**Tâches à réaliser**
• a. Reproduisez à l'identique tout le passage du texte sur la Grande transition allant de « L’heure n’est plus » jusqu'à « francophones et anglophones. ».
• b. Résumez en deux phrases le texte sur la Grande transition.

**Texte extrait**
Édition du 17 décembre 2024

Une tribune libre pour la gauche québécoise en marche

Débats

La grande transition 21

Les axes du colloque

Si la crise de 2007-08 n’a pas mis fin aux politiques néolibérales, elle a néanmoins débouché sur une crise de légitimité du néolibéralisme. Ainsi, de nouvelles forces de contestation ont émergé : on peut penser au mouvement des places (Printemps arabe, Indignados, Occupy Wall Street), à #Moiaussi, à Black Lives Matter, à la lutte pour le 15$/h, aux vagues de grèves générales, sans oublier la montée de nouveaux partis de gauche. Toutefois, malgré un rejet clair des politiques néolibérales et certaines percées et avancées en ce sens, force est de constater que la crise n’a guère mis en déroute les élites politiques et économiques ; rien n’indique que les rapports de pouvoir sont en train de basculer durablement en faveur de la gauche ou vers un dépassement du néolibéralisme, et encore moins du capitalisme. La gauche vit même des ressacs importants dans plusieurs régions du monde, comme le montre clairement la montée des droites et de l’extrême-droite (ex : Trump, Bolsonaro, Modi, Le Pen).

« tiré » du site de la grande transition
https://lagrandetransition.net

Une des leçons politiques les plus profondes de la conjoncture actuelle est de mettre en lumière la crise de la gauche radicale. L’usage des termes « anti-racisme », « anti-capitalisme », « changer le système (pas le climat !) » ou « un autre monde est possible » exprime dans tous les cas une impulsion politique négative qui illustre la difficulté à formuler un projet positif, à la fois désirable, viable et possible. Lorsqu’on ose encore faire appel à la révolution, celle-ci apparaît dans le meilleur des cas comme un signifiant vide, et dans le pire des cas comme un référent hanté par le spectre de la violence étatique du « socialisme réellement inexistant ».

C’est pourquoi une tâches urgente de la gauche au 21e siècle est de s’atteler au travail de refondation d’une alternative à un monde plus que jamais façonné par des rapports sociaux patriarcaux, capitalistes et racistes. Les théories récentes en sciences sociales nous ont fourni des armes qui nous permettent de critiquer le système, mais qui nous laissent avec peu de repères politiques pour le remplacer. S’il est vrai qu’il y a eu, parallèlement à ce travail critique, des propositions de nouveaux modèles couplées à un renouveau des débats stratégiques, il n’en reste pas moins que ces propositions sont souvent trop peu connues et débattues.

Afin de passer des multiples résistances à une offensive convergente, il est impératif d’élaborer un véritable projet de transition hors du capitalisme en s’appuyant sur les savoirs critiques produits tant à l’université que dans les mouvements sociaux. La conférence internationale La Grande transition : Construire l’utopie invite donc les citoyens-nes de divers horizons, qu’ils et elles soient activistes, syndicalistes, membres actifs d’un parti politique, étudiant-e-s ou travailleurs-ses à réfléchir au renouvellement des débats de stratégie et à imaginer de nouveaux futurs, à partir de six axes :

  • Une économie pour tout le monde
  • Transformer notre rapport à la nature
  • L’anti-impérialisme dans un monde turbulent
  • Repenser la démocratie et le pouvoir
  • Décoloniser les savoirs
  • Lutter contre les oppressions

L’heure n’est plus aux bilans. Le monde en crise exige de nous un travail de construction d’utopies. La conférence a trois grands objectifs : (1) promouvoir les alternatives au capitalisme et aux différents systèmes d’oppression, (2) outiller les mouvements sociaux et les initiatives transformatrices en partageant des expériences et des savoirs et (3) renforcer les liens entre les milieux universitaires critiques et les organisations militantes, ainsi qu’entre les milieux francophones et anglophones.

**Extrait des données**

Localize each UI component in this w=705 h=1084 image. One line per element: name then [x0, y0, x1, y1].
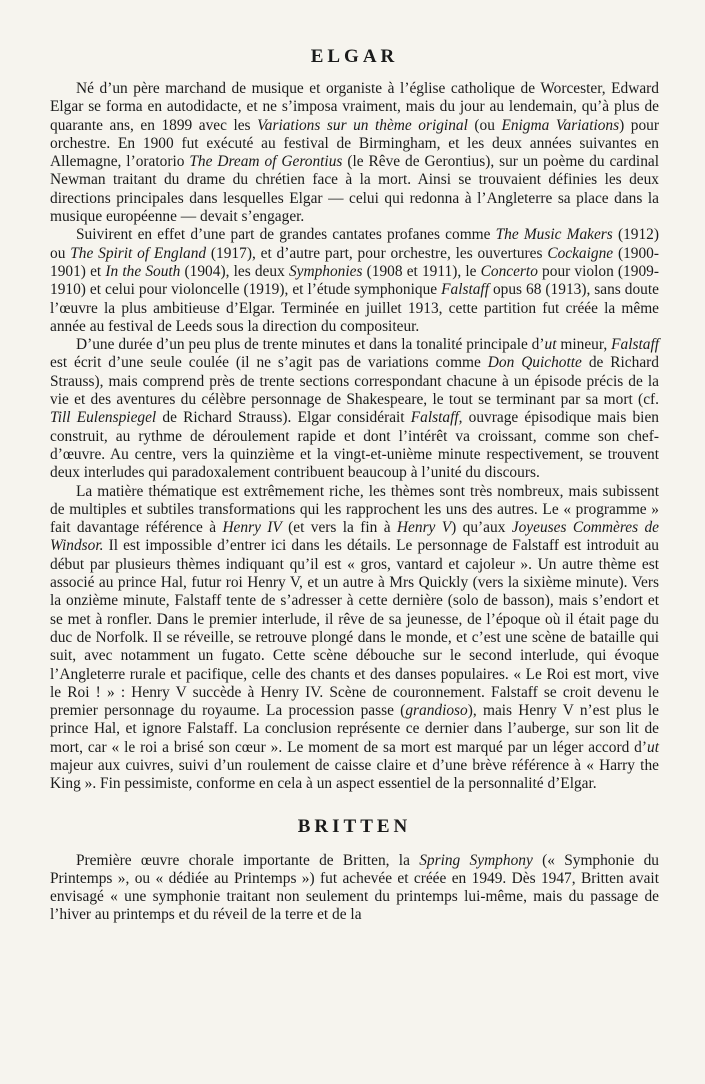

**Résultats**
• a.
L’heure n’est plus aux bilans. Le monde en crise exige de nous un travail de construction d’utopies. La conférence a trois grands objectifs : (1) promouvoir les alternatives au capitalisme et aux différents systèmes d’oppression, (2) outiller les mouvements sociaux et les initiatives transformatrices en partageant des expériences et des savoirs et (3) renforcer les liens entre les milieux universitaires critiques et les organisations militantes, ainsi qu’entre les milieux francophones et anglophones.

• b. La crise de 2007-08 a ébranlé la légitimité du néolibéralisme et fait naître de nouvelles forces de contestation, sans pour autant mettre en déroute les élites ni empêcher la montée des droites, alors que la gauche radicale peine à formuler un projet positif. La conférence internationale La Grande transition : Construire l'utopie invite donc des citoyens de divers horizons à élaborer, à partir de six axes, un projet de transition hors du capitalisme.